- MATERIAL SHOWN
============================================================
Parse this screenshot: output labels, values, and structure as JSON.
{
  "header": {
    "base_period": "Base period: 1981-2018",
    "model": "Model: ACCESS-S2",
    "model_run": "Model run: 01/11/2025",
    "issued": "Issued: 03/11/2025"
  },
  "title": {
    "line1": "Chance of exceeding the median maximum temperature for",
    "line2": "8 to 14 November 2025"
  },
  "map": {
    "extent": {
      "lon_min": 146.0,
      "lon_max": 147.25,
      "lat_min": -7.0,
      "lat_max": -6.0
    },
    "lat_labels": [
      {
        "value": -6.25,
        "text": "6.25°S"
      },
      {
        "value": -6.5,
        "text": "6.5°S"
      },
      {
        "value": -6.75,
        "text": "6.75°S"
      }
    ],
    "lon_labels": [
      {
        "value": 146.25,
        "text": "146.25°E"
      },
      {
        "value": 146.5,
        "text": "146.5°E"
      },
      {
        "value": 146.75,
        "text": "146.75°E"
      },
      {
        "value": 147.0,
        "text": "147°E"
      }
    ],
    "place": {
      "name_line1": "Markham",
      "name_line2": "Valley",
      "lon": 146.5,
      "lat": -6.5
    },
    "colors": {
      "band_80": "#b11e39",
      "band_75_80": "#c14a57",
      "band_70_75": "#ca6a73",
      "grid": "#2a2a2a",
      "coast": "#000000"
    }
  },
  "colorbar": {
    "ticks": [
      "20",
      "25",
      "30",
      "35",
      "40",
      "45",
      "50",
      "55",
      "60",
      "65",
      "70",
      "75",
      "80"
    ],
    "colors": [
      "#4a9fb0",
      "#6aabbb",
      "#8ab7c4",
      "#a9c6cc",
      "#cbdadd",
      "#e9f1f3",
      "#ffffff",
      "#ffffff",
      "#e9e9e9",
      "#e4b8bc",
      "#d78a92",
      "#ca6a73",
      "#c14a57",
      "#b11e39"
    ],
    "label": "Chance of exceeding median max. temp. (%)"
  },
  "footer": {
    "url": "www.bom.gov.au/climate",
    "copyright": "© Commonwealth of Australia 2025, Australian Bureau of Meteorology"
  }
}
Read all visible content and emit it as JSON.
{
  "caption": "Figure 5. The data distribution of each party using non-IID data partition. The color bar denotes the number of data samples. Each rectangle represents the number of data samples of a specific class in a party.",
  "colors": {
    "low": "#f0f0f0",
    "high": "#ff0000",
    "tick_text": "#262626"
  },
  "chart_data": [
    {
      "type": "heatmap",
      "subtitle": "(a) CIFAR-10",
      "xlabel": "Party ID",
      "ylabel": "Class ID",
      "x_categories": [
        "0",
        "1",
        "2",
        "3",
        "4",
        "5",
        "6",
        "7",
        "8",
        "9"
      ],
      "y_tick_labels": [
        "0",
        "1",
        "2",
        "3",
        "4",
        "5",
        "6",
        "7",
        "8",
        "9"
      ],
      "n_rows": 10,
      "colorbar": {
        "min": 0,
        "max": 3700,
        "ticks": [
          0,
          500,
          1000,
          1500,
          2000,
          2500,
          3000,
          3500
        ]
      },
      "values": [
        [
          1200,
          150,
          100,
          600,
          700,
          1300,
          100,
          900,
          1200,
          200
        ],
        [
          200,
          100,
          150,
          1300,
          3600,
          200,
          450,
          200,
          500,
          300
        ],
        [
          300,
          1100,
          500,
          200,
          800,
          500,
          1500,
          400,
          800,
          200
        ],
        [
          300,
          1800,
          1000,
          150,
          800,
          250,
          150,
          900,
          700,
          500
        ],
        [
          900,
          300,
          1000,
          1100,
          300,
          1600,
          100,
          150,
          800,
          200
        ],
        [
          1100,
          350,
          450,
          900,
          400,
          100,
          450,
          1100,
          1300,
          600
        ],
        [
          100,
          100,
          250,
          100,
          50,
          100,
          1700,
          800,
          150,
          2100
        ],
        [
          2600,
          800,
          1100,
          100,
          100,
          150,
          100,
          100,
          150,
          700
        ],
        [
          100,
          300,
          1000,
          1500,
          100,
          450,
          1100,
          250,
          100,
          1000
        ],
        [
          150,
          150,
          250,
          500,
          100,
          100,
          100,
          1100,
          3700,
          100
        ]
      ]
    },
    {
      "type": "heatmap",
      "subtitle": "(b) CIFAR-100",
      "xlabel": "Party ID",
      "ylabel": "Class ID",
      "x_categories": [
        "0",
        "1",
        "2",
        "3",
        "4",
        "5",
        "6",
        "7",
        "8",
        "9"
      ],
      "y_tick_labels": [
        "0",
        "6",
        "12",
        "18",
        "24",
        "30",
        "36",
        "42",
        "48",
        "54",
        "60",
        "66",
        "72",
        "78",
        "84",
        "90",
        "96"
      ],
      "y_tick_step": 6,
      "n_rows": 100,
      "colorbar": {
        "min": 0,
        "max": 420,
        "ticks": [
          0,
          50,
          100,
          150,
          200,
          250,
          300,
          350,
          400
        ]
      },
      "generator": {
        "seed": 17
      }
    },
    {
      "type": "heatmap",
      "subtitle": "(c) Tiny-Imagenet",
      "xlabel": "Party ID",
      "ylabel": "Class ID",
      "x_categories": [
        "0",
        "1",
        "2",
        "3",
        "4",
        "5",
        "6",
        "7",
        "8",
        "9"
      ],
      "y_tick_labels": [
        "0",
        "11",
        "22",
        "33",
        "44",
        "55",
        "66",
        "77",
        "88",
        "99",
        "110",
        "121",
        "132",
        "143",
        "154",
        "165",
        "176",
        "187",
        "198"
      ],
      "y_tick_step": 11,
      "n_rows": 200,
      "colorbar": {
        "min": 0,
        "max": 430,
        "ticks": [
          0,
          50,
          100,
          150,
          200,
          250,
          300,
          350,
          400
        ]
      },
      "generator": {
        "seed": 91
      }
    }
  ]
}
============================================================
- STATED PROBLEM
Quote the data above in full, changing nothing.

- EXERCISE SOLUTION
Parse this screenshot: output labels, values, and structure as JSON.
{
  "header": {
    "base_period": "Base period: 1981-2018",
    "model": "Model: ACCESS-S2",
    "model_run": "Model run: 01/11/2025",
    "issued": "Issued: 03/11/2025"
  },
  "title": {
    "line1": "Chance of exceeding the median maximum temperature for",
    "line2": "8 to 14 November 2025"
  },
  "map": {
    "extent": {
      "lon_min": 146.0,
      "lon_max": 147.25,
      "lat_min": -7.0,
      "lat_max": -6.0
    },
    "lat_labels": [
      {
        "value": -6.25,
        "text": "6.25°S"
      },
      {
        "value": -6.5,
        "text": "6.5°S"
      },
      {
        "value": -6.75,
        "text": "6.75°S"
      }
    ],
    "lon_labels": [
      {
        "value": 146.25,
        "text": "146.25°E"
      },
      {
        "value": 146.5,
        "text": "146.5°E"
      },
      {
        "value": 146.75,
        "text": "146.75°E"
      },
      {
        "value": 147.0,
        "text": "147°E"
      }
    ],
    "place": {
      "name_line1": "Markham",
      "name_line2": "Valley",
      "lon": 146.5,
      "lat": -6.5
    },
    "colors": {
      "band_80": "#b11e39",
      "band_75_80": "#c14a57",
      "band_70_75": "#ca6a73",
      "grid": "#2a2a2a",
      "coast": "#000000"
    }
  },
  "colorbar": {
    "ticks": [
      "20",
      "25",
      "30",
      "35",
      "40",
      "45",
      "50",
      "55",
      "60",
      "65",
      "70",
      "75",
      "80"
    ],
    "colors": [
      "#4a9fb0",
      "#6aabbb",
      "#8ab7c4",
      "#a9c6cc",
      "#cbdadd",
      "#e9f1f3",
      "#ffffff",
      "#ffffff",
      "#e9e9e9",
      "#e4b8bc",
      "#d78a92",
      "#ca6a73",
      "#c14a57",
      "#b11e39"
    ],
    "label": "Chance of exceeding median max. temp. (%)"
  },
  "footer": {
    "url": "www.bom.gov.au/climate",
    "copyright": "© Commonwealth of Australia 2025, Australian Bureau of Meteorology"
  }
}
Read all visible content and emit it as JSON.
{
  "caption": "Figure 5. The data distribution of each party using non-IID data partition. The color bar denotes the number of data samples. Each rectangle represents the number of data samples of a specific class in a party.",
  "colors": {
    "low": "#f0f0f0",
    "high": "#ff0000",
    "tick_text": "#262626"
  },
  "chart_data": [
    {
      "type": "heatmap",
      "subtitle": "(a) CIFAR-10",
      "xlabel": "Party ID",
      "ylabel": "Class ID",
      "x_categories": [
        "0",
        "1",
        "2",
        "3",
        "4",
        "5",
        "6",
        "7",
        "8",
        "9"
      ],
      "y_tick_labels": [
        "0",
        "1",
        "2",
        "3",
        "4",
        "5",
        "6",
        "7",
        "8",
        "9"
      ],
      "n_rows": 10,
      "colorbar": {
        "min": 0,
        "max": 3700,
        "ticks": [
          0,
          500,
          1000,
          1500,
          2000,
          2500,
          3000,
          3500
        ]
      },
      "values": [
        [
          1200,
          150,
          100,
          600,
          700,
          1300,
          100,
          900,
          1200,
          200
        ],
        [
          200,
          100,
          150,
          1300,
          3600,
          200,
          450,
          200,
          500,
          300
        ],
        [
          300,
          1100,
          500,
          200,
          800,
          500,
          1500,
          400,
          800,
          200
        ],
        [
          300,
          1800,
          1000,
          150,
          800,
          250,
          150,
          900,
          700,
          500
        ],
        [
          900,
          300,
          1000,
          1100,
          300,
          1600,
          100,
          150,
          800,
          200
        ],
        [
          1100,
          350,
          450,
          900,
          400,
          100,
          450,
          1100,
          1300,
          600
        ],
        [
          100,
          100,
          250,
          100,
          50,
          100,
          1700,
          800,
          150,
          2100
        ],
        [
          2600,
          800,
          1100,
          100,
          100,
          150,
          100,
          100,
          150,
          700
        ],
        [
          100,
          300,
          1000,
          1500,
          100,
          450,
          1100,
          250,
          100,
          1000
        ],
        [
          150,
          150,
          250,
          500,
          100,
          100,
          100,
          1100,
          3700,
          100
        ]
      ]
    },
    {
      "type": "heatmap",
      "subtitle": "(b) CIFAR-100",
      "xlabel": "Party ID",
      "ylabel": "Class ID",
      "x_categories": [
        "0",
        "1",
        "2",
        "3",
        "4",
        "5",
        "6",
        "7",
        "8",
        "9"
      ],
      "y_tick_labels": [
        "0",
        "6",
        "12",
        "18",
        "24",
        "30",
        "36",
        "42",
        "48",
        "54",
        "60",
        "66",
        "72",
        "78",
        "84",
        "90",
        "96"
      ],
      "y_tick_step": 6,
      "n_rows": 100,
      "colorbar": {
        "min": 0,
        "max": 420,
        "ticks": [
          0,
          50,
          100,
          150,
          200,
          250,
          300,
          350,
          400
        ]
      },
      "generator": {
        "seed": 17
      }
    },
    {
      "type": "heatmap",
      "subtitle": "(c) Tiny-Imagenet",
      "xlabel": "Party ID",
      "ylabel": "Class ID",
      "x_categories": [
        "0",
        "1",
        "2",
        "3",
        "4",
        "5",
        "6",
        "7",
        "8",
        "9"
      ],
      "y_tick_labels": [
        "0",
        "11",
        "22",
        "33",
        "44",
        "55",
        "66",
        "77",
        "88",
        "99",
        "110",
        "121",
        "132",
        "143",
        "154",
        "165",
        "176",
        "187",
        "198"
      ],
      "y_tick_step": 11,
      "n_rows": 200,
      "colorbar": {
        "min": 0,
        "max": 430,
        "ticks": [
          0,
          50,
          100,
          150,
          200,
          250,
          300,
          350,
          400
        ]
      },
      "generator": {
        "seed": 91
      }
    }
  ]
}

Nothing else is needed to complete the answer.